Repeat the whole listing exactly as written.

• • •

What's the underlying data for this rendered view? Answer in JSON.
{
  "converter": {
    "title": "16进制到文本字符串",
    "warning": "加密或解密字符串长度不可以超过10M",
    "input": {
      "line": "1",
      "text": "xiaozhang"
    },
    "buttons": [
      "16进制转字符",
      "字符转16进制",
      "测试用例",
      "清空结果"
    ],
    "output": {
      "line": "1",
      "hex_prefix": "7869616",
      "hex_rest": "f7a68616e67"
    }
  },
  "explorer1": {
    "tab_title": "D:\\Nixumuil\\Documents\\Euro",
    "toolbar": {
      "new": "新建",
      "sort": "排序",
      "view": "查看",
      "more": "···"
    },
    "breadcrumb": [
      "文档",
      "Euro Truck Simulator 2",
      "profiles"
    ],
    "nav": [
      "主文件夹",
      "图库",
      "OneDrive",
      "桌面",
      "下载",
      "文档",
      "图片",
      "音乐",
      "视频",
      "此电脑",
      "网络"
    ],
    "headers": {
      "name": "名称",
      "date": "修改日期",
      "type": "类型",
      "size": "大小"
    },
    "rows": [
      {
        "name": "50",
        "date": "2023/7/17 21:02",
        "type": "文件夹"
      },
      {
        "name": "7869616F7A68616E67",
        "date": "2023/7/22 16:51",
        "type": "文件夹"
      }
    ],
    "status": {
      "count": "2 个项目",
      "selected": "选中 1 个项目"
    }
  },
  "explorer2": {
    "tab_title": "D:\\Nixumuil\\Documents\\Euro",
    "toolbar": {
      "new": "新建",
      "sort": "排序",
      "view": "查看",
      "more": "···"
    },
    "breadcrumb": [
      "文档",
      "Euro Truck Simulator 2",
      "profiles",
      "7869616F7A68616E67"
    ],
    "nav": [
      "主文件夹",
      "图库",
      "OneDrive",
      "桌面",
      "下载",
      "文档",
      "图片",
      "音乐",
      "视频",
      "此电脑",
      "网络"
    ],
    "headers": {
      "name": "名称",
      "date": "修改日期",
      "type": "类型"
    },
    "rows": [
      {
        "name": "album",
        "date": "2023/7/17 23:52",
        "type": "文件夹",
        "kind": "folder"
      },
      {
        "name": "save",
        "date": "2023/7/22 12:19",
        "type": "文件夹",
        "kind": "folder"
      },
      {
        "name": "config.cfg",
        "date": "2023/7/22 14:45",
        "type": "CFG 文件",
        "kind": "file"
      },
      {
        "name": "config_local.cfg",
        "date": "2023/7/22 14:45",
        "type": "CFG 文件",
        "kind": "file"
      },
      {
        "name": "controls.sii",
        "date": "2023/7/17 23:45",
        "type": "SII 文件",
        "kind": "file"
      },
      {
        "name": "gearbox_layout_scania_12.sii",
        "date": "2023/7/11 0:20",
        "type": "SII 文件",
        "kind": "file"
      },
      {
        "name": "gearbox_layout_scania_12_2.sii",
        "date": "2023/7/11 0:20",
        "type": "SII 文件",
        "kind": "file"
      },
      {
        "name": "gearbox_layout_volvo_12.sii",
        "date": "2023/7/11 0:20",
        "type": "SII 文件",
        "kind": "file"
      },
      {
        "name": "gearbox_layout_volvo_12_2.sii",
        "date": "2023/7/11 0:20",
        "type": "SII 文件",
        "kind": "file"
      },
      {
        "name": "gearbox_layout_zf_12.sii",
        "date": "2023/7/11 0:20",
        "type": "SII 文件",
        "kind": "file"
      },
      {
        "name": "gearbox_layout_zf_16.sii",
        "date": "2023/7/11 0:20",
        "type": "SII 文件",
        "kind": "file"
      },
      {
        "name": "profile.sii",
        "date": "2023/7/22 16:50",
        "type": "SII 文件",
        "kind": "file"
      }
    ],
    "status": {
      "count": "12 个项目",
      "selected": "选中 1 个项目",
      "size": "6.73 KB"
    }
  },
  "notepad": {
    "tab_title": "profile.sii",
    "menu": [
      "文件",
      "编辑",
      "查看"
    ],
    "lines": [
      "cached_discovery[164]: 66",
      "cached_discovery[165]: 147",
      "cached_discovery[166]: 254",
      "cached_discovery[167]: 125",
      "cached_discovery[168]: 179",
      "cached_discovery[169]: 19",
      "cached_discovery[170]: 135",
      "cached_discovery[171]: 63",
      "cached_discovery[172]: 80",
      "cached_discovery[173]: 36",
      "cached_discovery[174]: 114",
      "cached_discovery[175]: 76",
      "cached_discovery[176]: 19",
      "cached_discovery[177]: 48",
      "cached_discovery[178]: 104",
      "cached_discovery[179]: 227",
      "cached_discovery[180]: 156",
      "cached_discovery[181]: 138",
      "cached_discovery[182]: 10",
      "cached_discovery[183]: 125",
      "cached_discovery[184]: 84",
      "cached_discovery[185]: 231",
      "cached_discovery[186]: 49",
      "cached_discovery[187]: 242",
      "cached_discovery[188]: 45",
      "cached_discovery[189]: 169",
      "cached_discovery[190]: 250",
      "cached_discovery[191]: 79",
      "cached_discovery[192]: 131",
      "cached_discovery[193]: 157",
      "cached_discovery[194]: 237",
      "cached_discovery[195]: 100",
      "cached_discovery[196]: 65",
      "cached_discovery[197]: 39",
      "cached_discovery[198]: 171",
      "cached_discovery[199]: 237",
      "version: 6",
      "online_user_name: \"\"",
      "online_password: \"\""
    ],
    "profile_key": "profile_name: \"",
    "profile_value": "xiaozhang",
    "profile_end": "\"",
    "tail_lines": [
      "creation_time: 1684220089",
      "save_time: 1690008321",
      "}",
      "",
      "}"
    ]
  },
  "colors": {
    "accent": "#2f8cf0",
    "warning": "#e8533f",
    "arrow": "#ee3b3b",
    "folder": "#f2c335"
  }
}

• • •

» Solution for this exercise:
What's the underlying data for this rendered view? Answer in JSON.
{
  "converter": {
    "title": "16进制到文本字符串",
    "warning": "加密或解密字符串长度不可以超过10M",
    "input": {
      "line": "1",
      "text": "xiaozhang"
    },
    "buttons": [
      "16进制转字符",
      "字符转16进制",
      "测试用例",
      "清空结果"
    ],
    "output": {
      "line": "1",
      "hex_prefix": "7869616",
      "hex_rest": "f7a68616e67"
    }
  },
  "explorer1": {
    "tab_title": "D:\\Nixumuil\\Documents\\Euro",
    "toolbar": {
      "new": "新建",
      "sort": "排序",
      "view": "查看",
      "more": "···"
    },
    "breadcrumb": [
      "文档",
      "Euro Truck Simulator 2",
      "profiles"
    ],
    "nav": [
      "主文件夹",
      "图库",
      "OneDrive",
      "桌面",
      "下载",
      "文档",
      "图片",
      "音乐",
      "视频",
      "此电脑",
      "网络"
    ],
    "headers": {
      "name": "名称",
      "date": "修改日期",
      "type": "类型",
      "size": "大小"
    },
    "rows": [
      {
        "name": "50",
        "date": "2023/7/17 21:02",
        "type": "文件夹"
      },
      {
        "name": "7869616F7A68616E67",
        "date": "2023/7/22 16:51",
        "type": "文件夹"
      }
    ],
    "status": {
      "count": "2 个项目",
      "selected": "选中 1 个项目"
    }
  },
  "explorer2": {
    "tab_title": "D:\\Nixumuil\\Documents\\Euro",
    "toolbar": {
      "new": "新建",
      "sort": "排序",
      "view": "查看",
      "more": "···"
    },
    "breadcrumb": [
      "文档",
      "Euro Truck Simulator 2",
      "profiles",
      "7869616F7A68616E67"
    ],
    "nav": [
      "主文件夹",
      "图库",
      "OneDrive",
      "桌面",
      "下载",
      "文档",
      "图片",
      "音乐",
      "视频",
      "此电脑",
      "网络"
    ],
    "headers": {
      "name": "名称",
      "date": "修改日期",
      "type": "类型"
    },
    "rows": [
      {
        "name": "album",
        "date": "2023/7/17 23:52",
        "type": "文件夹",
        "kind": "folder"
      },
      {
        "name": "save",
        "date": "2023/7/22 12:19",
        "type": "文件夹",
        "kind": "folder"
      },
      {
        "name": "config.cfg",
        "date": "2023/7/22 14:45",
        "type": "CFG 文件",
        "kind": "file"
      },
      {
        "name": "config_local.cfg",
        "date": "2023/7/22 14:45",
        "type": "CFG 文件",
        "kind": "file"
      },
      {
        "name": "controls.sii",
        "date": "2023/7/17 23:45",
        "type": "SII 文件",
        "kind": "file"
      },
      {
        "name": "gearbox_layout_scania_12.sii",
        "date": "2023/7/11 0:20",
        "type": "SII 文件",
        "kind": "file"
      },
      {
        "name": "gearbox_layout_scania_12_2.sii",
        "date": "2023/7/11 0:20",
        "type": "SII 文件",
        "kind": "file"
      },
      {
        "name": "gearbox_layout_volvo_12.sii",
        "date": "2023/7/11 0:20",
        "type": "SII 文件",
        "kind": "file"
      },
      {
        "name": "gearbox_layout_volvo_12_2.sii",
        "date": "2023/7/11 0:20",
        "type": "SII 文件",
        "kind": "file"
      },
      {
        "name": "gearbox_layout_zf_12.sii",
        "date": "2023/7/11 0:20",
        "type": "SII 文件",
        "kind": "file"
      },
      {
        "name": "gearbox_layout_zf_16.sii",
        "date": "2023/7/11 0:20",
        "type": "SII 文件",
        "kind": "file"
      },
      {
        "name": "profile.sii",
        "date": "2023/7/22 16:50",
        "type": "SII 文件",
        "kind": "file"
      }
    ],
    "status": {
      "count": "12 个项目",
      "selected": "选中 1 个项目",
      "size": "6.73 KB"
    }
  },
  "notepad": {
    "tab_title": "profile.sii",
    "menu": [
      "文件",
      "编辑",
      "查看"
    ],
    "lines": [
      "cached_discovery[164]: 66",
      "cached_discovery[165]: 147",
      "cached_discovery[166]: 254",
      "cached_discovery[167]: 125",
      "cached_discovery[168]: 179",
      "cached_discovery[169]: 19",
      "cached_discovery[170]: 135",
      "cached_discovery[171]: 63",
      "cached_discovery[172]: 80",
      "cached_discovery[173]: 36",
      "cached_discovery[174]: 114",
      "cached_discovery[175]: 76",
      "cached_discovery[176]: 19",
      "cached_discovery[177]: 48",
      "cached_discovery[178]: 104",
      "cached_discovery[179]: 227",
      "cached_discovery[180]: 156",
      "cached_discovery[181]: 138",
      "cached_discovery[182]: 10",
      "cached_discovery[183]: 125",
      "cached_discovery[184]: 84",
      "cached_discovery[185]: 231",
      "cached_discovery[186]: 49",
      "cached_discovery[187]: 242",
      "cached_discovery[188]: 45",
      "cached_discovery[189]: 169",
      "cached_discovery[190]: 250",
      "cached_discovery[191]: 79",
      "cached_discovery[192]: 131",
      "cached_discovery[193]: 157",
      "cached_discovery[194]: 237",
      "cached_discovery[195]: 100",
      "cached_discovery[196]: 65",
      "cached_discovery[197]: 39",
      "cached_discovery[198]: 171",
      "cached_discovery[199]: 237",
      "version: 6",
      "online_user_name: \"\"",
      "online_password: \"\""
    ],
    "profile_key": "profile_name: \"",
    "profile_value": "xiaozhang",
    "profile_end": "\"",
    "tail_lines": [
      "creation_time: 1684220089",
      "save_time: 1690008321",
      "}",
      "",
      "}"
    ]
  },
  "colors": {
    "accent": "#2f8cf0",
    "warning": "#e8533f",
    "arrow": "#ee3b3b",
    "folder": "#f2c335"
  }
}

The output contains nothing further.